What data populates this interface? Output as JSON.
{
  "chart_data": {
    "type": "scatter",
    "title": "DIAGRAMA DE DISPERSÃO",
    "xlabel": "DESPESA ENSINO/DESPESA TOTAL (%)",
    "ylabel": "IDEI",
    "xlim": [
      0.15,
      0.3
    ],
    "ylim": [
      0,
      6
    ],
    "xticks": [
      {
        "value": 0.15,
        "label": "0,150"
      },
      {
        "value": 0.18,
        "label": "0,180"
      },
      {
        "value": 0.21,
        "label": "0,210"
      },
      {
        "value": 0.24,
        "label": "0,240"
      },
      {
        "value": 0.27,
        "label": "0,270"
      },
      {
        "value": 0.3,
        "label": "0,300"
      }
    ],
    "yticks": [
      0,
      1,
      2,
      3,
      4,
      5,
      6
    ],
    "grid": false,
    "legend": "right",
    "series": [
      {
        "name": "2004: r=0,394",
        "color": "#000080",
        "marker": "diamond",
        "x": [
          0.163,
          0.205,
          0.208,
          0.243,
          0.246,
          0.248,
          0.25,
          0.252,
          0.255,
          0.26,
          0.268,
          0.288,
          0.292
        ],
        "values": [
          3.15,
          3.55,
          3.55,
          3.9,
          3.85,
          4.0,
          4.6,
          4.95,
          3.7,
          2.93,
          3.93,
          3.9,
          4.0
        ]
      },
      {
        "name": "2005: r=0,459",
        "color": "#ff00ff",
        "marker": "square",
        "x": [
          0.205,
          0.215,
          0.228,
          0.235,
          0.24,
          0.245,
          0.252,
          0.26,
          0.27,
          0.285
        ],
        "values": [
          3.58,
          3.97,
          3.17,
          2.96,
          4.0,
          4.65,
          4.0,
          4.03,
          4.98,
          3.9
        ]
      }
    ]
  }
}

● **Given task**:
Write out the records shown above, exactly as they appear.

● **Final result**:
What data populates this interface? Output as JSON.
{
  "chart_data": {
    "type": "scatter",
    "title": "DIAGRAMA DE DISPERSÃO",
    "xlabel": "DESPESA ENSINO/DESPESA TOTAL (%)",
    "ylabel": "IDEI",
    "xlim": [
      0.15,
      0.3
    ],
    "ylim": [
      0,
      6
    ],
    "xticks": [
      {
        "value": 0.15,
        "label": "0,150"
      },
      {
        "value": 0.18,
        "label": "0,180"
      },
      {
        "value": 0.21,
        "label": "0,210"
      },
      {
        "value": 0.24,
        "label": "0,240"
      },
      {
        "value": 0.27,
        "label": "0,270"
      },
      {
        "value": 0.3,
        "label": "0,300"
      }
    ],
    "yticks": [
      0,
      1,
      2,
      3,
      4,
      5,
      6
    ],
    "grid": false,
    "legend": "right",
    "series": [
      {
        "name": "2004: r=0,394",
        "color": "#000080",
        "marker": "diamond",
        "x": [
          0.163,
          0.205,
          0.208,
          0.243,
          0.246,
          0.248,
          0.25,
          0.252,
          0.255,
          0.26,
          0.268,
          0.288,
          0.292
        ],
        "values": [
          3.15,
          3.55,
          3.55,
          3.9,
          3.85,
          4.0,
          4.6,
          4.95,
          3.7,
          2.93,
          3.93,
          3.9,
          4.0
        ]
      },
      {
        "name": "2005: r=0,459",
        "color": "#ff00ff",
        "marker": "square",
        "x": [
          0.205,
          0.215,
          0.228,
          0.235,
          0.24,
          0.245,
          0.252,
          0.26,
          0.27,
          0.285
        ],
        "values": [
          3.58,
          3.97,
          3.17,
          2.96,
          4.0,
          4.65,
          4.0,
          4.03,
          4.98,
          3.9
        ]
      }
    ]
  }
}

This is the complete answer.